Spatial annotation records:
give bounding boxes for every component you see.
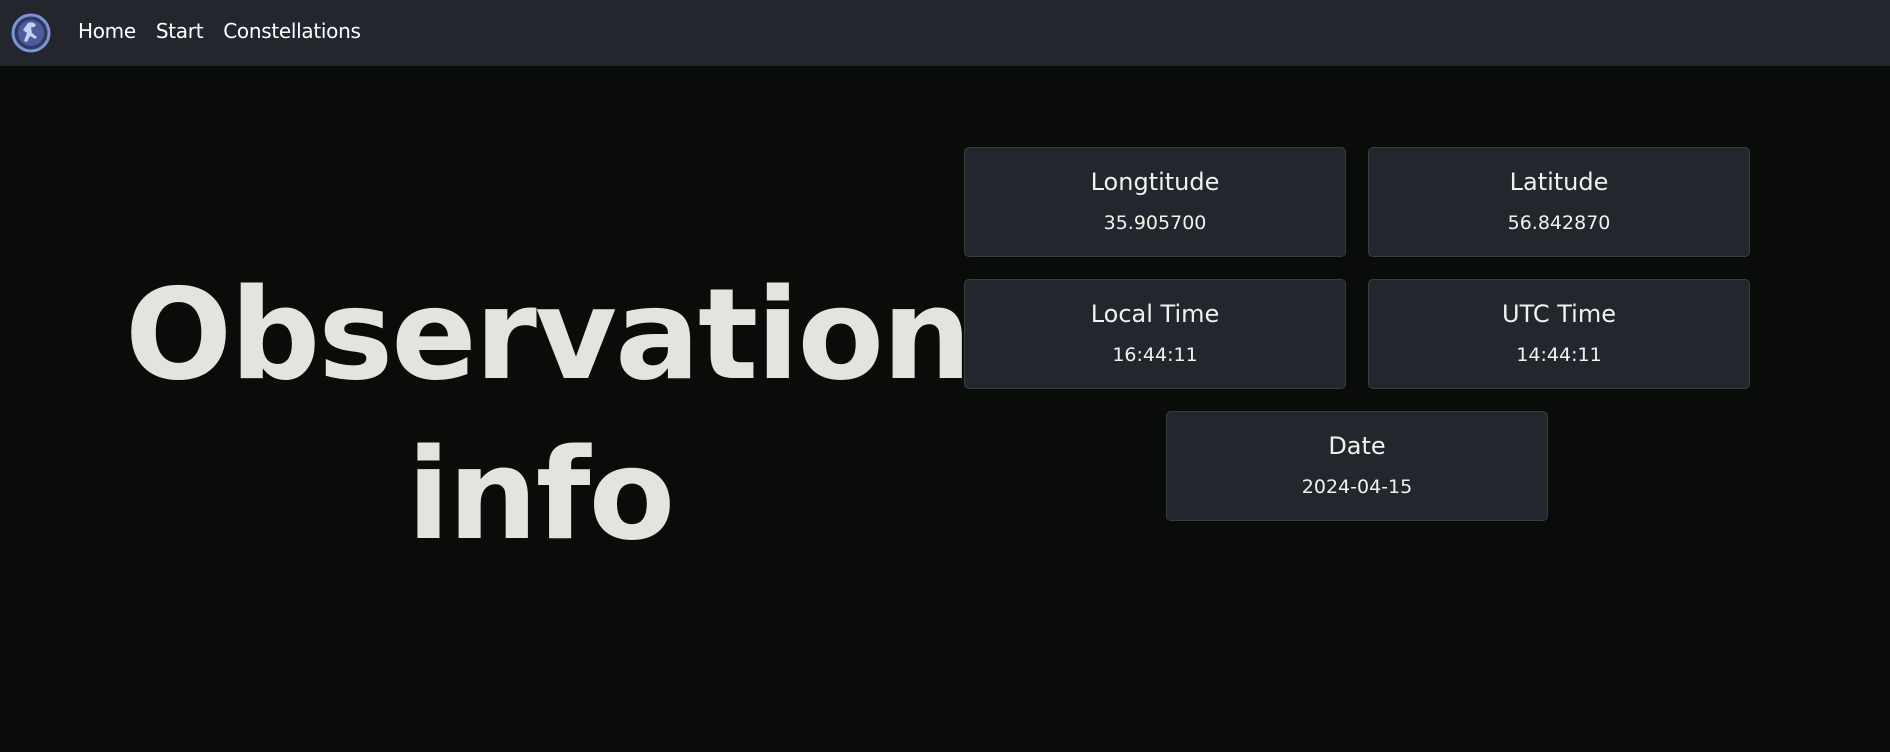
utc-time-title: UTC Time	[1502, 300, 1616, 328]
nav-link-home[interactable]: Home	[78, 19, 136, 43]
local-time-card: Local Time 16:44:11	[964, 279, 1346, 389]
nav-link-start[interactable]: Start	[156, 19, 204, 43]
navbar: Home Start Constellations	[0, 0, 1890, 66]
latitude-card: Latitude 56.842870	[1368, 147, 1750, 257]
page-title-line2: info	[406, 421, 675, 568]
date-value: 2024-04-15	[1301, 476, 1413, 498]
page-title: Observation info	[125, 255, 972, 575]
utc-time-value: 14:44:11	[1516, 344, 1602, 366]
nav-link-constellations[interactable]: Constellations	[223, 19, 361, 43]
date-card: Date 2024-04-15	[1166, 411, 1548, 521]
utc-time-card: UTC Time 14:44:11	[1368, 279, 1750, 389]
date-title: Date	[1328, 432, 1386, 460]
latitude-value: 56.842870	[1507, 212, 1611, 234]
longitude-value: 35.905700	[1103, 212, 1207, 234]
latitude-title: Latitude	[1509, 168, 1609, 196]
longitude-card: Longtitude 35.905700	[964, 147, 1346, 257]
astronaut-logo-icon[interactable]	[11, 13, 51, 53]
local-time-value: 16:44:11	[1112, 344, 1198, 366]
nav-links: Home Start Constellations	[78, 0, 361, 62]
longitude-title: Longtitude	[1090, 168, 1220, 196]
page-title-line1: Observation	[125, 261, 972, 408]
local-time-title: Local Time	[1090, 300, 1220, 328]
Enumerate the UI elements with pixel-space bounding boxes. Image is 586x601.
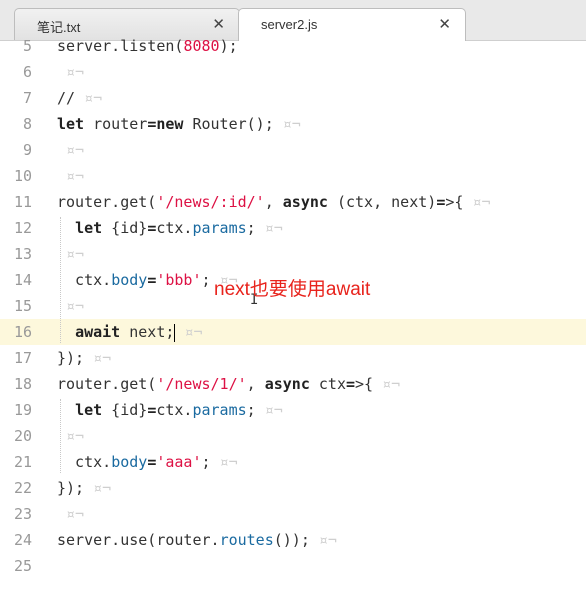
whitespace-marker: ¤¬ [264, 219, 283, 237]
whitespace-marker: ¤¬ [382, 375, 401, 393]
code-line[interactable]: 11 router.get('/news/:id/', async (ctx, n… [0, 189, 586, 215]
whitespace-marker: ¤¬ [66, 63, 85, 81]
code-line[interactable]: 24 server.use(router.routes()); ¤¬ [0, 527, 586, 553]
code-editor[interactable]: 5 server.listen(8080); 6 ¤¬ 7 // ¤¬ 8 let rout… [0, 37, 586, 601]
annotation-note: next也要使用await [214, 279, 371, 300]
line-number: 25 [13, 557, 32, 575]
tab-label: server2.js [261, 17, 318, 32]
code-line[interactable]: 10 ¤¬ [0, 163, 586, 189]
code-text: ctx.body='aaa'; ¤¬ [57, 453, 238, 471]
code-line[interactable]: 21 ctx.body='aaa'; ¤¬ [0, 449, 586, 475]
line-number: 20 [13, 427, 32, 445]
whitespace-marker: ¤¬ [184, 323, 203, 341]
line-number: 21 [13, 453, 32, 471]
close-icon[interactable]: ✕ [212, 15, 225, 33]
code-line[interactable]: 8 let router=new Router(); ¤¬ [0, 111, 586, 137]
code-text: }); ¤¬ [57, 479, 112, 497]
indent-guide [60, 217, 62, 343]
code-text: ctx.body='bbb'; ¤¬ [57, 271, 238, 289]
code-line[interactable]: 25 [0, 553, 586, 579]
code-line[interactable]: 19 let {id}=ctx.params; ¤¬ [0, 397, 586, 423]
whitespace-marker: ¤¬ [93, 349, 112, 367]
code-line[interactable]: 5 server.listen(8080); [0, 33, 586, 59]
line-number: 11 [13, 193, 32, 211]
indent-guide [60, 399, 62, 473]
whitespace-marker: ¤¬ [93, 479, 112, 497]
code-line[interactable]: 23 ¤¬ [0, 501, 586, 527]
line-number: 18 [13, 375, 32, 393]
code-line[interactable]: 7 // ¤¬ [0, 85, 586, 111]
code-text: ¤¬ [57, 137, 84, 163]
whitespace-marker: ¤¬ [66, 141, 85, 159]
code-line[interactable]: 17 }); ¤¬ [0, 345, 586, 371]
line-number: 23 [13, 505, 32, 523]
whitespace-marker: ¤¬ [66, 505, 85, 523]
line-number: 24 [13, 531, 32, 549]
whitespace-marker: ¤¬ [66, 427, 85, 445]
code-line[interactable]: 22 }); ¤¬ [0, 475, 586, 501]
code-line[interactable]: 18 router.get('/news/1/', async ctx=>{ ¤¬ [0, 371, 586, 397]
code-line[interactable]: 20 ¤¬ [0, 423, 586, 449]
code-text: ¤¬ [57, 163, 84, 189]
code-line[interactable]: 16 await next; ¤¬ [0, 319, 586, 345]
whitespace-marker: ¤¬ [66, 297, 85, 315]
line-number: 6 [22, 63, 32, 81]
line-number: 15 [13, 297, 32, 315]
code-line[interactable]: 6 ¤¬ [0, 59, 586, 85]
line-number: 8 [22, 115, 32, 133]
code-text: ¤¬ [57, 501, 84, 527]
code-text: await next; ¤¬ [75, 323, 203, 342]
line-number: 16 [13, 323, 32, 341]
whitespace-marker: ¤¬ [219, 453, 238, 471]
whitespace-marker: ¤¬ [282, 115, 301, 133]
code-text: let {id}=ctx.params; ¤¬ [75, 401, 283, 419]
close-icon[interactable]: ✕ [438, 15, 451, 33]
code-text: let router=new Router(); ¤¬ [57, 115, 301, 133]
line-number: 22 [13, 479, 32, 497]
whitespace-marker: ¤¬ [66, 167, 85, 185]
whitespace-marker: ¤¬ [264, 401, 283, 419]
line-number: 17 [13, 349, 32, 367]
code-text: // ¤¬ [57, 89, 103, 107]
whitespace-marker: ¤¬ [66, 245, 85, 263]
line-number: 12 [13, 219, 32, 237]
code-text: }); ¤¬ [57, 349, 112, 367]
line-number: 10 [13, 167, 32, 185]
code-text: let {id}=ctx.params; ¤¬ [75, 219, 283, 237]
code-text: router.get('/news/:id/', async (ctx, nex… [57, 193, 491, 211]
line-number: 9 [22, 141, 32, 159]
line-number: 7 [22, 89, 32, 107]
whitespace-marker: ¤¬ [318, 531, 337, 549]
code-line[interactable]: 13 ¤¬ [0, 241, 586, 267]
code-text: server.use(router.routes()); ¤¬ [57, 531, 337, 549]
line-number: 13 [13, 245, 32, 263]
code-text: router.get('/news/1/', async ctx=>{ ¤¬ [57, 375, 401, 393]
code-text: ¤¬ [57, 59, 84, 85]
line-number: 19 [13, 401, 32, 419]
whitespace-marker: ¤¬ [472, 193, 491, 211]
line-number: 5 [22, 37, 32, 55]
text-cursor [174, 323, 176, 342]
code-line[interactable]: 9 ¤¬ [0, 137, 586, 163]
line-number: 14 [13, 271, 32, 289]
whitespace-marker: ¤¬ [84, 89, 103, 107]
code-text: server.listen(8080); [57, 37, 238, 55]
code-line[interactable]: 12 let {id}=ctx.params; ¤¬ [0, 215, 586, 241]
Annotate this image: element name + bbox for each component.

* [PROBLEM TO SOLVE]: Format every line of the records above as a JSON list of strings, one string per line, with blank lines omitted and the pictures left out.

* [RESPONSE FOR THIS EXERCISE]:
[
  "give bounding boxes for every component you see.",
  "utc-time-title: UTC Time\t[1502, 300, 1616, 328]",
  "nav-link-home[interactable]: Home\t[78, 19, 136, 43]",
  "local-time-card: Local Time 16:44:11\t[964, 279, 1346, 389]",
  "nav-link-start[interactable]: Start\t[156, 19, 204, 43]",
  "navbar: Home Start Constellations\t[0, 0, 1890, 66]",
  "latitude-card: Latitude 56.842870\t[1368, 147, 1750, 257]",
  "page-title-line2: info\t[406, 421, 675, 568]",
  "date-value: 2024-04-15\t[1301, 476, 1413, 498]",
  "page-title: Observation info\t[125, 255, 972, 575]",
  "utc-time-value: 14:44:11\t[1516, 344, 1602, 366]",
  "nav-link-constellations[interactable]: Constellations\t[223, 19, 361, 43]",
  "date-card: Date 2024-04-15\t[1166, 411, 1548, 521]",
  "utc-time-card: UTC Time 14:44:11\t[1368, 279, 1750, 389]",
  "date-title: Date\t[1328, 432, 1386, 460]",
  "latitude-value: 56.842870\t[1507, 212, 1611, 234]",
  "longitude-value: 35.905700\t[1103, 212, 1207, 234]",
  "latitude-title: Latitude\t[1509, 168, 1609, 196]",
  "longitude-card: Longtitude 35.905700\t[964, 147, 1346, 257]",
  "astronaut-logo-icon[interactable]\t[11, 13, 51, 53]",
  "local-time-value: 16:44:11\t[1112, 344, 1198, 366]",
  "nav-links: Home Start Constellations\t[78, 0, 361, 62]",
  "longitude-title: Longtitude\t[1090, 168, 1220, 196]",
  "page-title-line1: Observation\t[125, 261, 972, 408]",
  "local-time-title: Local Time\t[1090, 300, 1220, 328]",
  "Enumerate the UI elements with pixel-space bounding boxes. Image is 586x601.",
  "whitespace-marker: ¤¬ [264, 219, 283, 237]",
  "whitespace-marker: ¤¬ [382, 375, 401, 393]",
  "code-line[interactable]: 11 router.get('/news/:id/', async (ctx, n… [0, 189, 586, 215]",
  "whitespace-marker: ¤¬ [66, 63, 85, 81]",
  "code-line[interactable]: 24 server.use(router.routes()); ¤¬ [0, 527, 586, 553]",
  "code-editor[interactable]: 5 server.listen(8080); 6 ¤¬ 7 // ¤¬ 8 let rout… [0, 37, 586, 601]",
  "annotation-note: next也要使用await [214, 279, 371, 300]",
  "line-number: 25 [13, 557, 32, 575]",
  "tab-label: server2.js [261, 17, 318, 32]",
  "code-line[interactable]: 10 ¤¬ [0, 163, 586, 189]",
  "code-text: ctx.body='aaa'; ¤¬ [57, 453, 238, 471]",
  "code-line[interactable]: 21 ctx.body='aaa'; ¤¬ [0, 449, 586, 475]",
  "line-number: 20 [13, 427, 32, 445]",
  "whitespace-marker: ¤¬ [184, 323, 203, 341]",
  "line-number: 21 [13, 453, 32, 471]",
  "close-icon[interactable]: ✕ [212, 15, 225, 33]",
  "code-line[interactable]: 8 let router=new Router(); ¤¬ [0, 111, 586, 137]",
  "code-text: }); ¤¬ [57, 479, 112, 497]",
  "indent-guide [60, 217, 62, 343]",
  "code-text: ctx.body='bbb'; ¤¬ [57, 271, 238, 289]",
  "code-line[interactable]: 25 [0, 553, 586, 579]",
  "code-line[interactable]: 19 let {id}=ctx.params; ¤¬ [0, 397, 586, 423]",
  "whitespace-marker: ¤¬ [93, 349, 112, 367]",
  "code-line[interactable]: 5 server.listen(8080); [0, 33, 586, 59]",
  "line-number: 11 [13, 193, 32, 211]",
  "indent-guide [60, 399, 62, 473]",
  "whitespace-marker: ¤¬ [93, 479, 112, 497]",
  "code-line[interactable]: 23 ¤¬ [0, 501, 586, 527]",
  "line-number: 18 [13, 375, 32, 393]",
  "code-line[interactable]: 7 // ¤¬ [0, 85, 586, 111]",
  "code-text: ¤¬ [57, 137, 84, 163]",
  "whitespace-marker: ¤¬ [66, 141, 85, 159]",
  "code-line[interactable]: 17 }); ¤¬ [0, 345, 586, 371]",
  "line-number: 23 [13, 505, 32, 523]",
  "whitespace-marker: ¤¬ [66, 505, 85, 523]",
  "line-number: 24 [13, 531, 32, 549]",
  "whitespace-marker: ¤¬ [66, 427, 85, 445]",
  "code-line[interactable]: 22 }); ¤¬ [0, 475, 586, 501]",
  "code-line[interactable]: 18 router.get('/news/1/', async ctx=>{ ¤¬ [0, 371, 586, 397]",
  "code-line[interactable]: 20 ¤¬ [0, 423, 586, 449]",
  "code-text: ¤¬ [57, 163, 84, 189]",
  "code-line[interactable]: 16 await next; ¤¬ [0, 319, 586, 345]",
  "whitespace-marker: ¤¬ [66, 297, 85, 315]",
  "line-number: 6 [22, 63, 32, 81]",
  "line-number: 15 [13, 297, 32, 315]",
  "code-line[interactable]: 6 ¤¬ [0, 59, 586, 85]",
  "line-number: 8 [22, 115, 32, 133]",
  "code-text: ¤¬ [57, 501, 84, 527]",
  "code-text: await next; ¤¬ [75, 323, 203, 342]",
  "line-number: 16 [13, 323, 32, 341]",
  "whitespace-marker: ¤¬ [219, 453, 238, 471]",
  "whitespace-marker: ¤¬ [282, 115, 301, 133]",
  "code-text: let {id}=ctx.params; ¤¬ [75, 401, 283, 419]",
  "close-icon[interactable]: ✕ [438, 15, 451, 33]",
  "code-text: let router=new Router(); ¤¬ [57, 115, 301, 133]",
  "line-number: 22 [13, 479, 32, 497]",
  "whitespace-marker: ¤¬ [66, 167, 85, 185]",
  "whitespace-marker: ¤¬ [264, 401, 283, 419]",
  "line-number: 17 [13, 349, 32, 367]",
  "code-text: // ¤¬ [57, 89, 103, 107]",
  "whitespace-marker: ¤¬ [66, 245, 85, 263]",
  "line-number: 12 [13, 219, 32, 237]",
  "code-text: }); ¤¬ [57, 349, 112, 367]",
  "line-number: 10 [13, 167, 32, 185]",
  "code-text: let {id}=ctx.params; ¤¬ [75, 219, 283, 237]",
  "code-text: router.get('/news/:id/', async (ctx, nex… [57, 193, 491, 211]",
  "line-number: 9 [22, 141, 32, 159]",
  "line-number: 7 [22, 89, 32, 107]",
  "whitespace-marker: ¤¬ [318, 531, 337, 549]",
  "code-line[interactable]: 13 ¤¬ [0, 241, 586, 267]",
  "code-text: server.use(router.routes()); ¤¬ [57, 531, 337, 549]",
  "line-number: 13 [13, 245, 32, 263]",
  "code-text: router.get('/news/1/', async ctx=>{ ¤¬ [57, 375, 401, 393]",
  "code-text: ¤¬ [57, 59, 84, 85]",
  "line-number: 19 [13, 401, 32, 419]",
  "whitespace-marker: ¤¬ [472, 193, 491, 211]",
  "line-number: 5 [22, 37, 32, 55]",
  "text-cursor [174, 323, 176, 342]",
  "code-line[interactable]: 9 ¤¬ [0, 137, 586, 163]",
  "line-number: 14 [13, 271, 32, 289]",
  "whitespace-marker: ¤¬ [84, 89, 103, 107]",
  "code-text: server.listen(8080); [57, 37, 238, 55]",
  "code-line[interactable]: 12 let {id}=ctx.params; ¤¬ [0, 215, 586, 241]",
  "Annotate this image: element name + bbox for each component."
]